─── EXTRACTED ENTRIES

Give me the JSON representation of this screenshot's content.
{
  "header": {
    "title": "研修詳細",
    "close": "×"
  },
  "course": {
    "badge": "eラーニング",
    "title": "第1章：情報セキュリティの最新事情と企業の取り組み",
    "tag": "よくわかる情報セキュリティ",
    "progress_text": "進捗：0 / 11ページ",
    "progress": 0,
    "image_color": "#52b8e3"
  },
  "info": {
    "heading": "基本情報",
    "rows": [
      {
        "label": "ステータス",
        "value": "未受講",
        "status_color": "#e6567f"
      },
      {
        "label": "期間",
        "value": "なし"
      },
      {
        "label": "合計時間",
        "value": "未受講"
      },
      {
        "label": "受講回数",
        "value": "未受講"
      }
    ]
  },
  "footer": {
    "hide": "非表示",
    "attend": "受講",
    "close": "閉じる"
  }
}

──────

* [WRITTEN PROBLEM]:
Retype all of the material, keeping each line exact.

* [RESPONSE TO THIS TASK]:
Give me the JSON representation of this screenshot's content.
{
  "header": {
    "title": "研修詳細",
    "close": "×"
  },
  "course": {
    "badge": "eラーニング",
    "title": "第1章：情報セキュリティの最新事情と企業の取り組み",
    "tag": "よくわかる情報セキュリティ",
    "progress_text": "進捗：0 / 11ページ",
    "progress": 0,
    "image_color": "#52b8e3"
  },
  "info": {
    "heading": "基本情報",
    "rows": [
      {
        "label": "ステータス",
        "value": "未受講",
        "status_color": "#e6567f"
      },
      {
        "label": "期間",
        "value": "なし"
      },
      {
        "label": "合計時間",
        "value": "未受講"
      },
      {
        "label": "受講回数",
        "value": "未受講"
      }
    ]
  },
  "footer": {
    "hide": "非表示",
    "attend": "受講",
    "close": "閉じる"
  }
}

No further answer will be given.